Exclude the pictures, then repeat the remaining data exactly.

----------

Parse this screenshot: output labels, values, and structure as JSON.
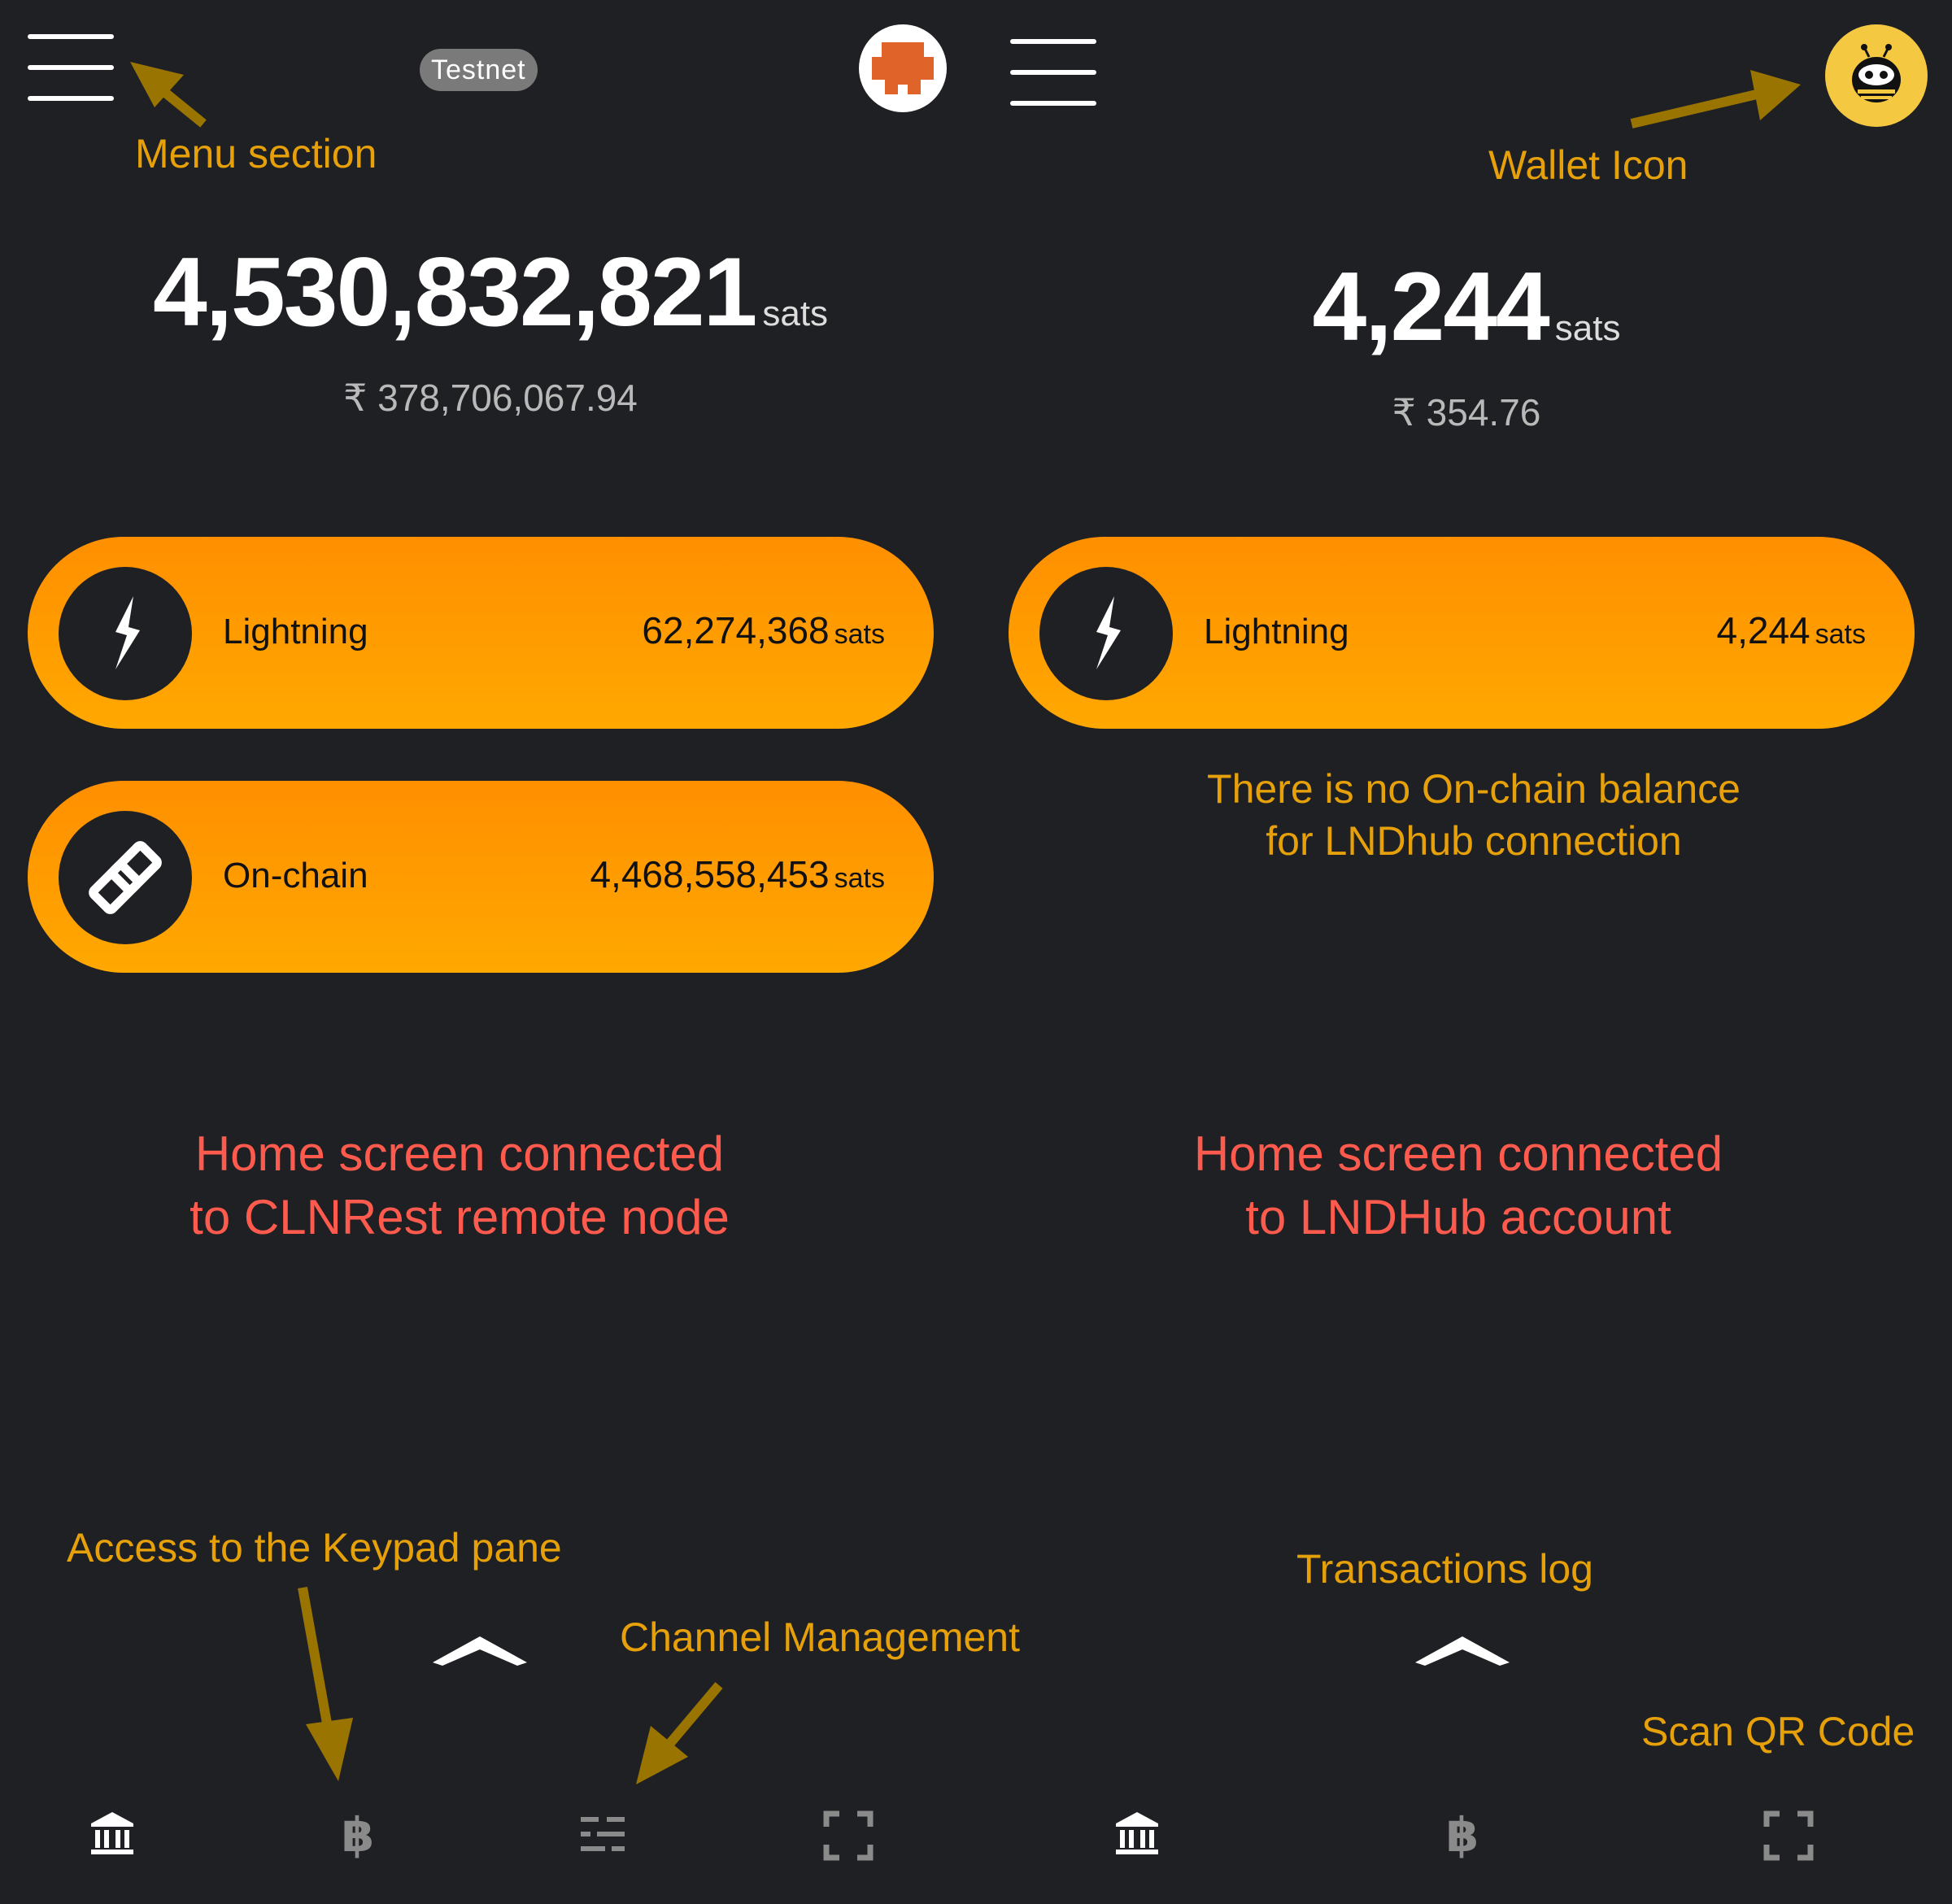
{
  "left_screen": {
    "badge": "Testnet",
    "balance": {
      "amount": "4,530,832,821",
      "unit": "sats",
      "fiat": "₹ 378,706,067.94"
    },
    "lightning": {
      "label": "Lightning",
      "amount": "62,274,368",
      "unit": "sats"
    },
    "onchain": {
      "label": "On-chain",
      "amount": "4,468,558,453",
      "unit": "sats"
    },
    "caption": [
      "Home screen connected",
      "to CLNRest remote node"
    ],
    "nav": [
      "bank-icon",
      "bitcoin-icon",
      "channels-icon",
      "scan-icon"
    ]
  },
  "right_screen": {
    "balance": {
      "amount": "4,244",
      "unit": "sats",
      "fiat": "₹ 354.76"
    },
    "lightning": {
      "label": "Lightning",
      "amount": "4,244",
      "unit": "sats"
    },
    "no_onchain_note": [
      "There is no On-chain balance",
      "for LNDhub connection"
    ],
    "caption": [
      "Home screen connected",
      "to LNDHub account"
    ],
    "nav": [
      "bank-icon",
      "bitcoin-icon",
      "scan-icon"
    ]
  },
  "annotations": {
    "menu_section": "Menu section",
    "wallet_icon": "Wallet Icon",
    "keypad": "Access to the Keypad pane",
    "channel_management": "Channel Management",
    "transactions_log": "Transactions log",
    "scan_qr": "Scan QR Code"
  },
  "colors": {
    "background": "#1f2023",
    "pill": "#ff9c00",
    "annotation": "#e6a00a",
    "caption": "#ff5a4e",
    "arrow": "#9a7400"
  }
}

----------

• [Worked solution]
Parse this screenshot: output labels, values, and structure as JSON.
{
  "left_screen": {
    "badge": "Testnet",
    "balance": {
      "amount": "4,530,832,821",
      "unit": "sats",
      "fiat": "₹ 378,706,067.94"
    },
    "lightning": {
      "label": "Lightning",
      "amount": "62,274,368",
      "unit": "sats"
    },
    "onchain": {
      "label": "On-chain",
      "amount": "4,468,558,453",
      "unit": "sats"
    },
    "caption": [
      "Home screen connected",
      "to CLNRest remote node"
    ],
    "nav": [
      "bank-icon",
      "bitcoin-icon",
      "channels-icon",
      "scan-icon"
    ]
  },
  "right_screen": {
    "balance": {
      "amount": "4,244",
      "unit": "sats",
      "fiat": "₹ 354.76"
    },
    "lightning": {
      "label": "Lightning",
      "amount": "4,244",
      "unit": "sats"
    },
    "no_onchain_note": [
      "There is no On-chain balance",
      "for LNDhub connection"
    ],
    "caption": [
      "Home screen connected",
      "to LNDHub account"
    ],
    "nav": [
      "bank-icon",
      "bitcoin-icon",
      "scan-icon"
    ]
  },
  "annotations": {
    "menu_section": "Menu section",
    "wallet_icon": "Wallet Icon",
    "keypad": "Access to the Keypad pane",
    "channel_management": "Channel Management",
    "transactions_log": "Transactions log",
    "scan_qr": "Scan QR Code"
  },
  "colors": {
    "background": "#1f2023",
    "pill": "#ff9c00",
    "annotation": "#e6a00a",
    "caption": "#ff5a4e",
    "arrow": "#9a7400"
  }
}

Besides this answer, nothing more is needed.